Requirements:
Could you change "localize" to "locate" in the data from the beginning through the line containing "296, 799, 537]" and return only those lines, with nothing else altered?

Data for this exercise:
— BEGIN —

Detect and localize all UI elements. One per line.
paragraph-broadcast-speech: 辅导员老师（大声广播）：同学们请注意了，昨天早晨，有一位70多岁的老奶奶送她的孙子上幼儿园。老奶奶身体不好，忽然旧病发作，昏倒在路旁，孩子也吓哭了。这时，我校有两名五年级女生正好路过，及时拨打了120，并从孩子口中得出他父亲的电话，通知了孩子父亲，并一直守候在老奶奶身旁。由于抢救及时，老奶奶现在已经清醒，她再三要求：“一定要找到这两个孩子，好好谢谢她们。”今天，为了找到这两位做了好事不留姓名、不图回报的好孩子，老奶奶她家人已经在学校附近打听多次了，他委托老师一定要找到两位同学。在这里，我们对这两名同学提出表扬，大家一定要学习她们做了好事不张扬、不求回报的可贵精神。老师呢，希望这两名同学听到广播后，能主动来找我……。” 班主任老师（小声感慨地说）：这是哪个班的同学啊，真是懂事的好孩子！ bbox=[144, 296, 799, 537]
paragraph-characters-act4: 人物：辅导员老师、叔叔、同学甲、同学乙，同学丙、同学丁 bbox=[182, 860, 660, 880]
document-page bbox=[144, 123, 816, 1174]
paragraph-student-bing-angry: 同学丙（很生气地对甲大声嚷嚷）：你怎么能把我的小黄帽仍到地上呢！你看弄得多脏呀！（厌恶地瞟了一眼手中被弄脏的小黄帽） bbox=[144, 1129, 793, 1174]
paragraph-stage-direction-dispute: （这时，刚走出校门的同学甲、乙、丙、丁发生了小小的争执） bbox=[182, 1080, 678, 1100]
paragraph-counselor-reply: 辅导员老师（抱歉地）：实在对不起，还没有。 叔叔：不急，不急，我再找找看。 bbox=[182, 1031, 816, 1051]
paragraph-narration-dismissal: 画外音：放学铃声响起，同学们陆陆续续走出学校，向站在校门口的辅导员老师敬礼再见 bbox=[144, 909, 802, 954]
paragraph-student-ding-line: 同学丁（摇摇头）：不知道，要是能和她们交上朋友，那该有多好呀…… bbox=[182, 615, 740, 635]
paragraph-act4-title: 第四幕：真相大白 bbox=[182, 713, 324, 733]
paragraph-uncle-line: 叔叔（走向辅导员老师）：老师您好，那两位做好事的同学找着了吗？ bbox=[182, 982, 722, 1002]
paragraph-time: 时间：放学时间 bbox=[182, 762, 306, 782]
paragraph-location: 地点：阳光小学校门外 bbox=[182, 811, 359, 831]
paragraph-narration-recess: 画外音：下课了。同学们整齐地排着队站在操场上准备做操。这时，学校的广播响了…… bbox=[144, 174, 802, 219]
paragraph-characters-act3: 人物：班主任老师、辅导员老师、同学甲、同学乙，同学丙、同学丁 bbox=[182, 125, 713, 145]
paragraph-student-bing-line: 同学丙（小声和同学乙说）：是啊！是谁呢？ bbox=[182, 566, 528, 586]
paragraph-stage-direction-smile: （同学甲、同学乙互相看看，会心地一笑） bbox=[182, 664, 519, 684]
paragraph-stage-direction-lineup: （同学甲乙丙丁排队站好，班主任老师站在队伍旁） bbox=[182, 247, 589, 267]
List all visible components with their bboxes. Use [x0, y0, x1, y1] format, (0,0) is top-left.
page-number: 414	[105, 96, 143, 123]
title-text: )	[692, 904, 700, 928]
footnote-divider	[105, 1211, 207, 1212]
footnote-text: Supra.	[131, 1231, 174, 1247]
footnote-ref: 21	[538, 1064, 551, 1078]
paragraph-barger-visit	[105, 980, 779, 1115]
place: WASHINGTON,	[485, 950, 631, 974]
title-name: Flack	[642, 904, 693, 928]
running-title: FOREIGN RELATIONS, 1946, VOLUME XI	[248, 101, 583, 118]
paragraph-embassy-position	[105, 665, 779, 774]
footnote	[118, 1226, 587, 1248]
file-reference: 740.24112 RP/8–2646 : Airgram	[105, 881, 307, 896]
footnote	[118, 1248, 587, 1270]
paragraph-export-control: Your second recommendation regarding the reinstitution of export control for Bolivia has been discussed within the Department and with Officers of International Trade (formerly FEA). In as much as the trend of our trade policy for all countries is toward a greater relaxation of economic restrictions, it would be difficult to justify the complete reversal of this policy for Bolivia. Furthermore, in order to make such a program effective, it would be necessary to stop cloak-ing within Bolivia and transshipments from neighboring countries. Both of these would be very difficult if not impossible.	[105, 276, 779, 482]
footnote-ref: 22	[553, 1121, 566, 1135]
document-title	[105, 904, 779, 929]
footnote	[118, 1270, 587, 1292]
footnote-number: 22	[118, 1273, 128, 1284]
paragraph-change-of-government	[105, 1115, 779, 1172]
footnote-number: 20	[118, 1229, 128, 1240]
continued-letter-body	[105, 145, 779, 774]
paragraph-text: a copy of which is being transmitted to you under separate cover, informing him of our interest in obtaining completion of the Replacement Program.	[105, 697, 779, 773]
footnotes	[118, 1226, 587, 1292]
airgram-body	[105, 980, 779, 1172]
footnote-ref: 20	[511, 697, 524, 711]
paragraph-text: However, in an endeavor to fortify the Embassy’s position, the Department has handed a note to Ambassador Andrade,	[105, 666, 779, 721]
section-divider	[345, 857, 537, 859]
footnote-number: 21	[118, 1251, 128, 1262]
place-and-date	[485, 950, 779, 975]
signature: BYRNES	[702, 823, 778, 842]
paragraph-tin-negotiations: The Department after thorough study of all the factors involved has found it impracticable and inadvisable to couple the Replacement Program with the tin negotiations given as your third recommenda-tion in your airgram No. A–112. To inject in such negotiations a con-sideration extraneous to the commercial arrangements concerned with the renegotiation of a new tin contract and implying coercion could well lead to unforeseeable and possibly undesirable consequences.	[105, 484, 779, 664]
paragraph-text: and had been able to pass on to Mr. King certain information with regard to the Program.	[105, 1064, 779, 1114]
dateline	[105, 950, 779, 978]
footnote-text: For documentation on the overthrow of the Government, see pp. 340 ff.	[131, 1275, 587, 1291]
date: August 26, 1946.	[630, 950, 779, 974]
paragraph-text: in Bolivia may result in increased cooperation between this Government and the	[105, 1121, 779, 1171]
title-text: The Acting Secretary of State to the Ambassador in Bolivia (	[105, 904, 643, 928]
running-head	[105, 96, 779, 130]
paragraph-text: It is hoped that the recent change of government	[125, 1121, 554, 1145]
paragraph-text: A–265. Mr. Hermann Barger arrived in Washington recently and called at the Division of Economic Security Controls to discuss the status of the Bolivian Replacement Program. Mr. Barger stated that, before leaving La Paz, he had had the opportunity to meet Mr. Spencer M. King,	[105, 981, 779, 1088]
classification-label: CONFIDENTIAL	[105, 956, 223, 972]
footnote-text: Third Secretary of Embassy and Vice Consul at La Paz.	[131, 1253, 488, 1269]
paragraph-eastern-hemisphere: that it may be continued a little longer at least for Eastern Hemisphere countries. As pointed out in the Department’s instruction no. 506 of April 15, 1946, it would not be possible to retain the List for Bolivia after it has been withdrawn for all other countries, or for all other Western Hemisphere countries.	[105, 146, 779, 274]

— END —

Answer to the exercise:
Detect and locate all UI elements. One per line.
paragraph-broadcast-speech: 辅导员老师（大声广播）：同学们请注意了，昨天早晨，有一位70多岁的老奶奶送她的孙子上幼儿园。老奶奶身体不好，忽然旧病发作，昏倒在路旁，孩子也吓哭了。这时，我校有两名五年级女生正好路过，及时拨打了120，并从孩子口中得出他父亲的电话，通知了孩子父亲，并一直守候在老奶奶身旁。由于抢救及时，老奶奶现在已经清醒，她再三要求：“一定要找到这两个孩子，好好谢谢她们。”今天，为了找到这两位做了好事不留姓名、不图回报的好孩子，老奶奶她家人已经在学校附近打听多次了，他委托老师一定要找到两位同学。在这里，我们对这两名同学提出表扬，大家一定要学习她们做了好事不张扬、不求回报的可贵精神。老师呢，希望这两名同学听到广播后，能主动来找我……。” 班主任老师（小声感慨地说）：这是哪个班的同学啊，真是懂事的好孩子！ bbox=[144, 296, 799, 537]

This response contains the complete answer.